Written task:
Each entry below is to be extracted exactly.

Input rows:
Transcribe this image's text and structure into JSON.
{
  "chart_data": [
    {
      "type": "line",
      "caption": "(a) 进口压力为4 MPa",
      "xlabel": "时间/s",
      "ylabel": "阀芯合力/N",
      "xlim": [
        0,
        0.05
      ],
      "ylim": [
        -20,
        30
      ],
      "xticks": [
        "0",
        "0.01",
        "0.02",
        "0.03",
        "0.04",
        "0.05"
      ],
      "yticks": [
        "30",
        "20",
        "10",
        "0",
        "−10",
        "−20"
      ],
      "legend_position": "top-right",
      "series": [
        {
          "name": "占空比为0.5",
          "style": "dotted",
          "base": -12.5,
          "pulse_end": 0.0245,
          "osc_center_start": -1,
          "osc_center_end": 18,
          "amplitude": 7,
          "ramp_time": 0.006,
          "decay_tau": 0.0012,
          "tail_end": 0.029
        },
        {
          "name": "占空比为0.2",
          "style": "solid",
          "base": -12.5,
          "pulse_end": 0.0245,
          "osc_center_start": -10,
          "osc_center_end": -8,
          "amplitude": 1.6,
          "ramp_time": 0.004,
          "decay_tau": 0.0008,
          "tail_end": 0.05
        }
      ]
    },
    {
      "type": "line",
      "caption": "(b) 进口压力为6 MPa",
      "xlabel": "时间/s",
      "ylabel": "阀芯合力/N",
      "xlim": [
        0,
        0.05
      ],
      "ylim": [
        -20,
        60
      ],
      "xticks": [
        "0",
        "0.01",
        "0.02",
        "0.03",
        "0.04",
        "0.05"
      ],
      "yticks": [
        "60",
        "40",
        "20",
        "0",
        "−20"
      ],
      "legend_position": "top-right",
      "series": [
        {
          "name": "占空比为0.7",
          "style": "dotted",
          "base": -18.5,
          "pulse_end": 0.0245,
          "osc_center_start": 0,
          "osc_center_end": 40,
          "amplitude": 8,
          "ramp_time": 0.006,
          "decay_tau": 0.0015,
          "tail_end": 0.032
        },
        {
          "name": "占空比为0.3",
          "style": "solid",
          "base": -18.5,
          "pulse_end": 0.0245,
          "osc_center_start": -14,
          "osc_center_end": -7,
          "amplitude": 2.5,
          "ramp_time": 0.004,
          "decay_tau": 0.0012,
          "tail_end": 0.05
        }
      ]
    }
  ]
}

Exercise solution:
Transcribe this image's text and structure into JSON.
{
  "chart_data": [
    {
      "type": "line",
      "caption": "(a) 进口压力为4 MPa",
      "xlabel": "时间/s",
      "ylabel": "阀芯合力/N",
      "xlim": [
        0,
        0.05
      ],
      "ylim": [
        -20,
        30
      ],
      "xticks": [
        "0",
        "0.01",
        "0.02",
        "0.03",
        "0.04",
        "0.05"
      ],
      "yticks": [
        "30",
        "20",
        "10",
        "0",
        "−10",
        "−20"
      ],
      "legend_position": "top-right",
      "series": [
        {
          "name": "占空比为0.5",
          "style": "dotted",
          "base": -12.5,
          "pulse_end": 0.0245,
          "osc_center_start": -1,
          "osc_center_end": 18,
          "amplitude": 7,
          "ramp_time": 0.006,
          "decay_tau": 0.0012,
          "tail_end": 0.029
        },
        {
          "name": "占空比为0.2",
          "style": "solid",
          "base": -12.5,
          "pulse_end": 0.0245,
          "osc_center_start": -10,
          "osc_center_end": -8,
          "amplitude": 1.6,
          "ramp_time": 0.004,
          "decay_tau": 0.0008,
          "tail_end": 0.05
        }
      ]
    },
    {
      "type": "line",
      "caption": "(b) 进口压力为6 MPa",
      "xlabel": "时间/s",
      "ylabel": "阀芯合力/N",
      "xlim": [
        0,
        0.05
      ],
      "ylim": [
        -20,
        60
      ],
      "xticks": [
        "0",
        "0.01",
        "0.02",
        "0.03",
        "0.04",
        "0.05"
      ],
      "yticks": [
        "60",
        "40",
        "20",
        "0",
        "−20"
      ],
      "legend_position": "top-right",
      "series": [
        {
          "name": "占空比为0.7",
          "style": "dotted",
          "base": -18.5,
          "pulse_end": 0.0245,
          "osc_center_start": 0,
          "osc_center_end": 40,
          "amplitude": 8,
          "ramp_time": 0.006,
          "decay_tau": 0.0015,
          "tail_end": 0.032
        },
        {
          "name": "占空比为0.3",
          "style": "solid",
          "base": -18.5,
          "pulse_end": 0.0245,
          "osc_center_start": -14,
          "osc_center_end": -7,
          "amplitude": 2.5,
          "ramp_time": 0.004,
          "decay_tau": 0.0012,
          "tail_end": 0.05
        }
      ]
    }
  ]
}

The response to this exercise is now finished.